◆ **SUPPLIED PASSAGE**
--- Start ---

Building Better Docker Images

2015-06-06 tech programming linux docker

It’s been about eight months since I wrote down some of my thoughts on building good docker images. The docker ecosystem has continued moving quickly and I’m pleased to say that most of the principles listed in the old article have aged well. I don’t have a ton to add, but here’s a few things that I’ve discovered since then:

Base images off of Alpine

alpine is a 5 megabyte image based on Alpine Linux (Docker hub link). Despite being small, it comes with a package manager (apk) with access to a well-maintained, modern package repository. This base image is ideal for building tiny application containers (e.g. a 6 MB redis image, a 17 MB node.js 0.10 image, a 6 MB PostgreSQL client).

Alpine presents some challenges if you need to stray beyond the package manager. Alpine uses musl libc, so most dynamically-linked “Linux” binaries that you can download off the web will not run. Instead, you may find yourself building from source, in which case it’s helpful to know that the Alpine build-base package is roughly equivalent to Debian’s build-essential. Alpine’s default shell is ash, but you can install bash through the package manager if you need or prefer.

--- End ---

◆ **SUPPLIED MATERIAL**
--- Start ---

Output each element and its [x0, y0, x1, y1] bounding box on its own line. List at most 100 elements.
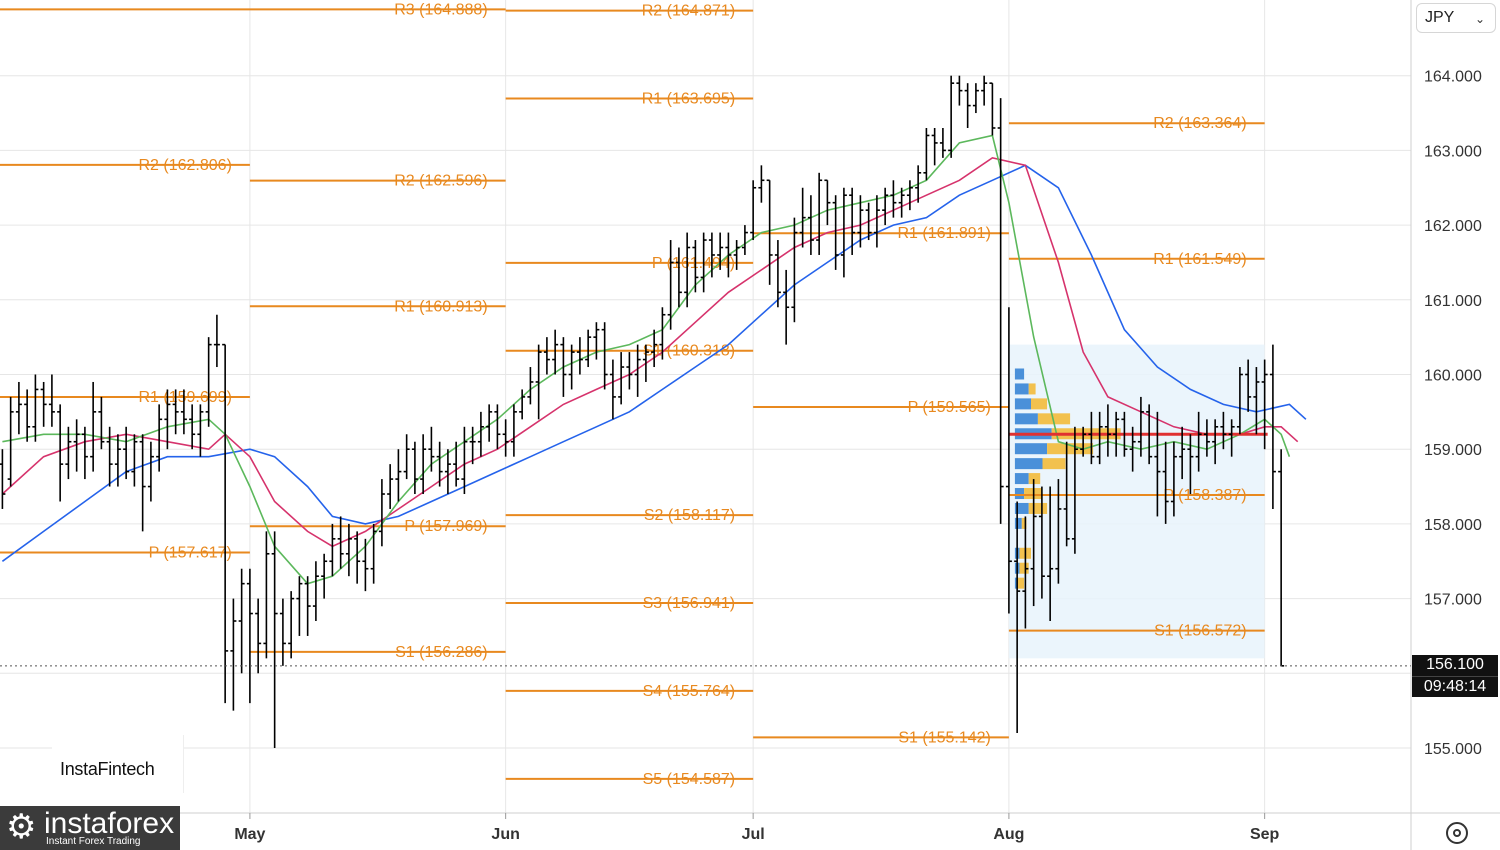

--- End ---

◆ **THE TASKS**
a) Using the article on building Docker images above, state whether each statement agrees with it, answering yes or no and quoting the words that decide: (i) The alpine base image is 5 megabytes in size. (ii) Alpine's default shell is bash. (iii) Most dynamically-linked Linux binaries downloaded from the web will run on Alpine.
b) Reproduce the part of the article on building Docker images starting with "alpine is a" and going on through "MB PostgreSQL client).".

◆ **EXPECTED RESPONSES**
a)
(i) Yes: "alpine is a 5 megabyte image based on Alpine Linux"
(ii) No: "Alpine’s default shell is ash, but you can install bash through the package manager if you need or prefer."
(iii) No: "Alpine uses musl libc, so most dynamically-linked “Linux” binaries that you can download off the web will not run."

b)
alpine is a 5 megabyte image based on Alpine Linux (Docker hub link). Despite being small, it comes with a package manager (apk) with access to a well-maintained, modern package repository. This base image is ideal for building tiny application containers (e.g. a 6 MB redis image, a 17 MB node.js 0.10 image, a 6 MB PostgreSQL client).